## Task instructions:
Looking through the listing, how many of its lines hold the word "JSON"? Answer with only the number.

## Dataset rows about figures:
▶
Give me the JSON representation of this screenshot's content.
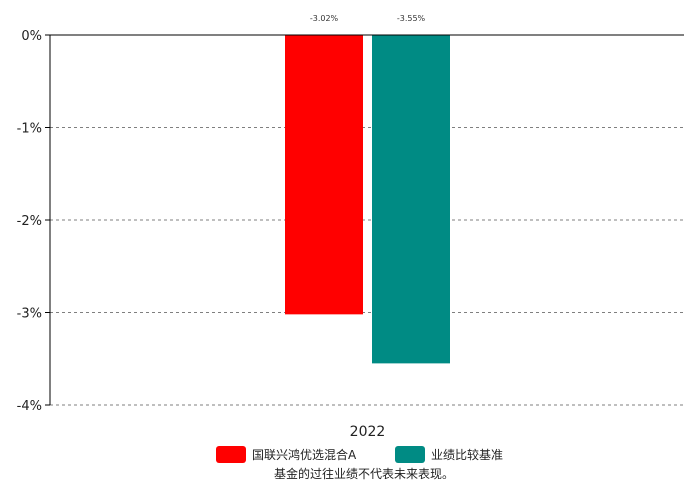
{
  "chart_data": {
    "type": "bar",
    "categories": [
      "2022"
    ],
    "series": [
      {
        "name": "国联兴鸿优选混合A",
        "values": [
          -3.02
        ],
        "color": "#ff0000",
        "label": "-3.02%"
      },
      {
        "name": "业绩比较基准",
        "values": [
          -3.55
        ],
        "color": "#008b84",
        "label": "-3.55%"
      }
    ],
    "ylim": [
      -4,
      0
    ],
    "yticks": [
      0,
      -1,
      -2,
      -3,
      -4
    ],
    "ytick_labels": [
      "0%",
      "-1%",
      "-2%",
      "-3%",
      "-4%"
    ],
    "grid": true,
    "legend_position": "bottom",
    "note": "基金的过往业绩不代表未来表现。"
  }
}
◀
▶
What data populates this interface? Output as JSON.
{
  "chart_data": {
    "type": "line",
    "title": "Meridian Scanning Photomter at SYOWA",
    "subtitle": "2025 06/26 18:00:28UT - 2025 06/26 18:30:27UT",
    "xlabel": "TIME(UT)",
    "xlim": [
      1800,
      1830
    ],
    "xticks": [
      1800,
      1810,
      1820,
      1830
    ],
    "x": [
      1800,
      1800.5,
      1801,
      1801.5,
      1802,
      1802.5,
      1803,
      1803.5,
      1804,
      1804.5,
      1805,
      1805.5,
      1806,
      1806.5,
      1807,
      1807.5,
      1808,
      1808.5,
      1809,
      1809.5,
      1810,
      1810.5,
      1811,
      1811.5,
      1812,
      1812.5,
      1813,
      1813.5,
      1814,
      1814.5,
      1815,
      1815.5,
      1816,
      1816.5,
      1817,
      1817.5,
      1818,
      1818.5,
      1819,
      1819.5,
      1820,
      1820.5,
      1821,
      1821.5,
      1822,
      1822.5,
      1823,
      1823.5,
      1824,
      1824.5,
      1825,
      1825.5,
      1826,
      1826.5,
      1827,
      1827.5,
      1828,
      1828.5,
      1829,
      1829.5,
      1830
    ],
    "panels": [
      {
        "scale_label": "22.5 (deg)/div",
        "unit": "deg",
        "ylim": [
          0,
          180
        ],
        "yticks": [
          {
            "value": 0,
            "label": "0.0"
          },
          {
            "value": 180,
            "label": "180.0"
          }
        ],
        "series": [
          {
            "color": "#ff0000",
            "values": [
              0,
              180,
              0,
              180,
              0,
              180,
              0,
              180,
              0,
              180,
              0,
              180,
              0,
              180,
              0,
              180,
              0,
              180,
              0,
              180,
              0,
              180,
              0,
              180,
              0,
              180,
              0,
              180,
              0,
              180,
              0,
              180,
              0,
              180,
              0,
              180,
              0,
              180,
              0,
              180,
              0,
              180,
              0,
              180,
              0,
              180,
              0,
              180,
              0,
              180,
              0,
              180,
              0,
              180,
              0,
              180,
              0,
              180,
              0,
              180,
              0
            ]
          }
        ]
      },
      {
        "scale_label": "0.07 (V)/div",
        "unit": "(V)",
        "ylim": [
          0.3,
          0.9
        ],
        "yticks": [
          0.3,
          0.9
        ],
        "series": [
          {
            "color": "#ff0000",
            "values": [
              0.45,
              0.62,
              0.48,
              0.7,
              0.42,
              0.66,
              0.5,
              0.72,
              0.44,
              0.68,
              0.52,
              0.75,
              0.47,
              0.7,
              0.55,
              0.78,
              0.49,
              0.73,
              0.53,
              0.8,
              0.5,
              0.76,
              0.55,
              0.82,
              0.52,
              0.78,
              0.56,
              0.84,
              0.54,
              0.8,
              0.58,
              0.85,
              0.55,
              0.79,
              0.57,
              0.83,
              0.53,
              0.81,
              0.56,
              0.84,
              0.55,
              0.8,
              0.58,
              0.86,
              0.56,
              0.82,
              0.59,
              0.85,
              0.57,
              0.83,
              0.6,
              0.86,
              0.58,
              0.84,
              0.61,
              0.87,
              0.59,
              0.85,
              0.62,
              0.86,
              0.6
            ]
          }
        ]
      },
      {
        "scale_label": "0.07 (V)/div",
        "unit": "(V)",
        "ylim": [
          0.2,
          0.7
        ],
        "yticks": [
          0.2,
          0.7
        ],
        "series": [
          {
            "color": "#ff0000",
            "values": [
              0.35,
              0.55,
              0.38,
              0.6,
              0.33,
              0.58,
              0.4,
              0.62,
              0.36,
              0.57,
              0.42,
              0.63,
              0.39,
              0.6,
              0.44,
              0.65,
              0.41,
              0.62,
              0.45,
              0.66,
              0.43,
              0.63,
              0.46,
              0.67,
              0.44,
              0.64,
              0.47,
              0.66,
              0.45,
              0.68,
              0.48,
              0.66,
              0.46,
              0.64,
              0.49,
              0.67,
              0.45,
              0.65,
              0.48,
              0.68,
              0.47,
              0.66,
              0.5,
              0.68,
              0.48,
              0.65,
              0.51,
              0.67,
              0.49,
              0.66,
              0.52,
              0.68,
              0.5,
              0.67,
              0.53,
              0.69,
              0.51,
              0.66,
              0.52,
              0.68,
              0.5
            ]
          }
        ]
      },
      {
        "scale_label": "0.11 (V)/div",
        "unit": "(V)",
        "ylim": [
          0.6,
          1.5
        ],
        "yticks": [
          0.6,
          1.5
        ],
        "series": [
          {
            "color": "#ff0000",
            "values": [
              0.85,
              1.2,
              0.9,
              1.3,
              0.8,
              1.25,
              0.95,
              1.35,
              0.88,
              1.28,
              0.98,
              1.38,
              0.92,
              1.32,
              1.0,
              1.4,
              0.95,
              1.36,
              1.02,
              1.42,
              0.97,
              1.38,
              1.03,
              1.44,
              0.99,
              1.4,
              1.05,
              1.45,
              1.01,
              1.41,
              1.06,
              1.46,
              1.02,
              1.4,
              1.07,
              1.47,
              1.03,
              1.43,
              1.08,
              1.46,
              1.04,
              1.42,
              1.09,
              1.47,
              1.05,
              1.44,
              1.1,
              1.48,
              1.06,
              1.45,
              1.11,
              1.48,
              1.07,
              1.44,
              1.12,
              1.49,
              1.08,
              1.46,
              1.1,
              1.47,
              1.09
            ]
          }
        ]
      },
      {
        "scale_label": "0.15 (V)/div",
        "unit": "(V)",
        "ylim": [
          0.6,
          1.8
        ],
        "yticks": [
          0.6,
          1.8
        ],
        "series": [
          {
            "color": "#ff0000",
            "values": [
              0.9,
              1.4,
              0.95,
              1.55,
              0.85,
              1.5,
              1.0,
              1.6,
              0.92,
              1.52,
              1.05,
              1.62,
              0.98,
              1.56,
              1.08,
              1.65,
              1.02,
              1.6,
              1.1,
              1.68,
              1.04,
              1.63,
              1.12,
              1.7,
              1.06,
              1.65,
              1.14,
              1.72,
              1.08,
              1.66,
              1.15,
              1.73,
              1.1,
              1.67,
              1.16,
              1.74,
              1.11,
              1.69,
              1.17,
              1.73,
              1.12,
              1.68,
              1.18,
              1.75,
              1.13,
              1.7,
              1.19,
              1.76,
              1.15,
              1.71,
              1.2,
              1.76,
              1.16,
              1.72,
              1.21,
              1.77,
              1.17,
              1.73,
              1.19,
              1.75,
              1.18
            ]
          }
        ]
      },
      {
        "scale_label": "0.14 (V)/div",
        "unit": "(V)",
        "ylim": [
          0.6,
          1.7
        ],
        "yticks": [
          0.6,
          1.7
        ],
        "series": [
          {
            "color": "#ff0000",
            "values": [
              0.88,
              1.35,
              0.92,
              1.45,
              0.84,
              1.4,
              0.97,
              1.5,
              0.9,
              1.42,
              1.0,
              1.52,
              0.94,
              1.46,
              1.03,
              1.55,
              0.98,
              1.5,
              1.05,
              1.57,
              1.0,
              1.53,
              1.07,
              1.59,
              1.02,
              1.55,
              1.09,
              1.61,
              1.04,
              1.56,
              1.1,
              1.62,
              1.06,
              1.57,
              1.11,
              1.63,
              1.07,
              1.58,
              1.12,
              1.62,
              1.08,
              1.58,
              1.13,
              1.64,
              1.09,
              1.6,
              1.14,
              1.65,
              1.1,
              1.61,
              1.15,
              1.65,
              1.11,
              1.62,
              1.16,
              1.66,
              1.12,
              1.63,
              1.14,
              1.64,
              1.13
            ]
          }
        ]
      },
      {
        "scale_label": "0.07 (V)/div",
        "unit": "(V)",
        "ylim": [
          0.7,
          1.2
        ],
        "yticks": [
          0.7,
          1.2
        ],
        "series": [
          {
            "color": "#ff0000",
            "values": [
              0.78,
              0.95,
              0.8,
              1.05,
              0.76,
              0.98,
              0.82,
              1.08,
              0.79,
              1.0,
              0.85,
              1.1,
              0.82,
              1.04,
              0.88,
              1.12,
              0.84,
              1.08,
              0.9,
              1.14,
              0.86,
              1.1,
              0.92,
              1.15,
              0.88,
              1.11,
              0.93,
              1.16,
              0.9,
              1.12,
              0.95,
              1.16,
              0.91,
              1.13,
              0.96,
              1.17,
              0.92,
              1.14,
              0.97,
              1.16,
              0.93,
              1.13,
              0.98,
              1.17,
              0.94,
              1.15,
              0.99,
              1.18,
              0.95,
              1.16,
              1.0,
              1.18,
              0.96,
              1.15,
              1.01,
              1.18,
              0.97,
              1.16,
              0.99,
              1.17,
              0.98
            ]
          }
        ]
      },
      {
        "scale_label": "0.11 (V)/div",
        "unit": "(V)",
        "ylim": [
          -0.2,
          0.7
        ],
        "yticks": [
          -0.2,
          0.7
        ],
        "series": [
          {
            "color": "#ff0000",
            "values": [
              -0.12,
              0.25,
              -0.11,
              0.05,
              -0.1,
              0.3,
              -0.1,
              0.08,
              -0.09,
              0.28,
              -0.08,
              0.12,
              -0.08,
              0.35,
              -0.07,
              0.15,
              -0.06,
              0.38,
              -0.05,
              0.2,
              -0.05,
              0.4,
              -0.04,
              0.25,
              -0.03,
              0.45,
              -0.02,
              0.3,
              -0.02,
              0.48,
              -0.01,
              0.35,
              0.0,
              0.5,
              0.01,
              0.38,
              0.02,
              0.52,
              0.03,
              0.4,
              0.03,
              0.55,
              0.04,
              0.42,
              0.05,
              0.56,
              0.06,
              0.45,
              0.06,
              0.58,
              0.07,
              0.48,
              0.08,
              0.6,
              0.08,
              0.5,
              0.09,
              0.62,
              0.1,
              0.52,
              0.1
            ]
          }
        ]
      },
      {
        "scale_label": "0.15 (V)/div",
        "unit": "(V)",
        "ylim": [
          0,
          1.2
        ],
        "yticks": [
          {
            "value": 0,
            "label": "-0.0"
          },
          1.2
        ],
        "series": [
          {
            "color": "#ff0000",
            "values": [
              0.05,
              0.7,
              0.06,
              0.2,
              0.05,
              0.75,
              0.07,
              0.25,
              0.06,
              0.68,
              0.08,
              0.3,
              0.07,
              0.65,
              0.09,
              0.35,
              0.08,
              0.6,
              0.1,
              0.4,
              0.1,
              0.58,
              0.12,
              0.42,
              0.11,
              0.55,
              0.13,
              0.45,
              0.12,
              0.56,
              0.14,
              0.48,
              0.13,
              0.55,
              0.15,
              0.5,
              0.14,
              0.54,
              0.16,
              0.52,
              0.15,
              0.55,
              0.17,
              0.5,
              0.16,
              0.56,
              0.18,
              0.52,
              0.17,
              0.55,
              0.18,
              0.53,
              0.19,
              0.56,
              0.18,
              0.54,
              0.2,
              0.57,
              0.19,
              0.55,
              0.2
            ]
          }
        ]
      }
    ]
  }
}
◀
## Final result:
2